## What you will do
Of all the lines in this data, how many include "مالك"? Respond with the number only.

··· Material for this task

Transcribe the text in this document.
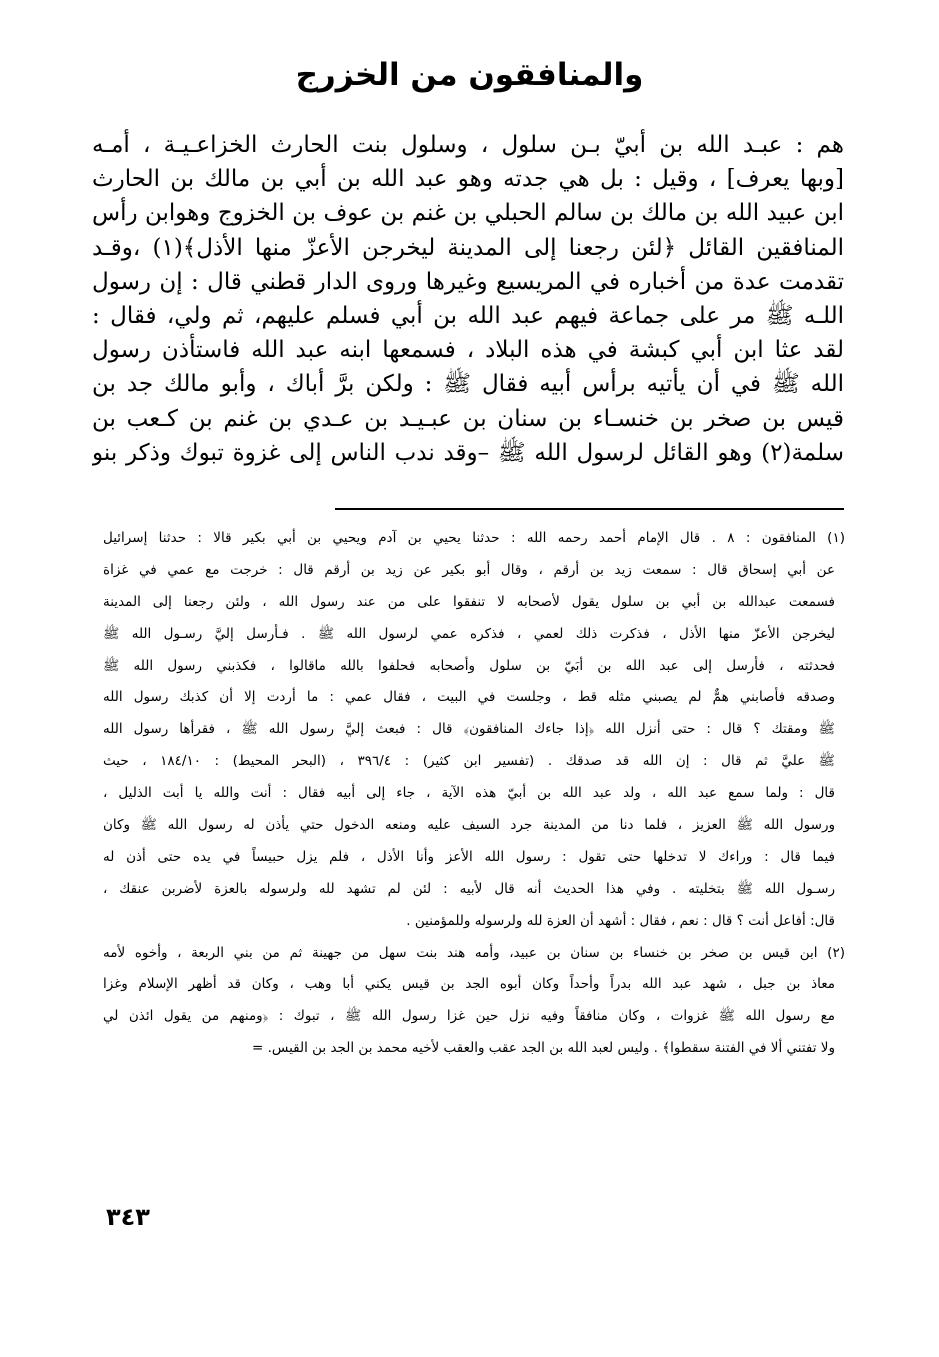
والمنافقون من الخزرج
هم : عبـد الله بن أبيّ بـن سلول ، وسلول بنت الحارث الخزاعـيـة ، أمـه
[وبها يعرف] ، وقيل : بل هي جدته وهو عبد الله بن أبي بن مالك بن الحارث
ابن عبيد الله بن مالك بن سالم الحبلي بن غنم بن عوف بن الخزوج وهوابن رأس
المنافقين القائل ﴿لئن رجعنا إلى المدينة ليخرجن الأعزّ منها الأذل﴾(١) ،وقـد
تقدمت عدة من أخباره في المريسيع وغيرها وروى الدار قطني قال : إن رسول
اللـه ﷺ مر على جماعة فيهم عبد الله بن أبي فسلم عليهم، ثم ولي، فقال :
لقد عثا ابن أبي كبشة في هذه البلاد ، فسمعها ابنه عبد الله فاستأذن رسول
الله ﷺ في أن يأتيه برأس أبيه فقال ﷺ : ولكن برَّ أباك ، وأبو مالك جد بن
قيس بن صخر بن خنسـاء بن سنان بن عبـيـد بن عـدي بن غنم بن كـعب بن
سلمة(٢) وهو القائل لرسول الله ﷺ –وقد ندب الناس إلى غزوة تبوك وذكر بنو
(١) المنافقون : ٨ . قال الإمام أحمد رحمه الله : حدثنا يحيي بن آدم ويحيي بن أبي بكير قالا : حدثنا إسرائيل
عن أبي إسحاق قال : سمعت زيد بن أرقم ، وقال أبو بكير عن زيد بن أرقم قال : خرجت مع عمي في غزاة
فسمعت عبدالله بن أبي بن سلول يقول لأصحابه لا تنفقوا على من عند رسول الله ، ولئن رجعنا إلى المدينة
ليخرجن الأعزّ منها الأذل ، فذكرت ذلك لعمي ، فذكره عمي لرسول الله ﷺ . فـأرسل إليَّ رسـول الله ﷺ
فحدثته ، فأرسل إلى عبد الله بن أبَيّ بن سلول وأصحابه فحلفوا بالله ماقالوا ، فكذبني رسول الله ﷺ
وصدقه فأصابني همٌّ لم يصبني مثله قط ، وجلست في البيت ، فقال عمي : ما أردت إلا أن كذبك رسول الله
ﷺ ومقتك ؟ قال : حتى أنزل الله ﴿إذا جاءك المنافقون﴾ قال : فبعث إليَّ رسول الله ﷺ ، فقرأها رسول الله
ﷺ عليَّ ثم قال : إن الله قد صدقك . (تفسير ابن كثير) : ٣٩٦/٤ ، (البحر المحيط) : ١٨٤/١٠ ، حيث
قال : ولما سمع عبد الله ، ولد عبد الله بن أبيّ هذه الآية ، جاء إلى أبيه فقال : أنت والله يا أبت الذليل ،
ورسول الله ﷺ العزيز ، فلما دنا من المدينة جرد السيف عليه ومنعه الدخول حتي يأذن له رسول الله ﷺ وكان
فيما قال : وراءك لا تدخلها حتى تقول : رسول الله الأعز وأنا الأذل ، فلم يزل حبيساً في يده حتى أذن له
رسـول الله ﷺ بتخليته . وفي هذا الحديث أنه قال لأبيه : لئن لم تشهد لله ولرسوله بالعزة لأضربن عنقك ،
قال: أفاعل أنت ؟ قال : نعم ، فقال : أشهد أن العزة لله ولرسوله وللمؤمنين .
(٢) ابن قيس بن صخر بن خنساء بن سنان بن عبيد، وأمه هند بنت سهل من جهينة ثم من بني الربعة ، وأخوه لأمه
معاذ بن جبل ، شهد عبد الله بدراً وأحداً وكان أبوه الجد بن قيس يكني أبا وهب ، وكان قد أظهر الإسلام وغزا
مع رسول الله ﷺ غزوات ، وكان منافقاً وفيه نزل حين غزا رسول الله ﷺ ، تبوك : ﴿ومنهم من يقول ائذن لي
ولا تفتني ألا في الفتنة سقطوا﴾ . وليس لعبد الله بن الجد عقب والعقب لأخيه محمد بن الجد بن القيس. =
٣٤٣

······

## Answer to the task
3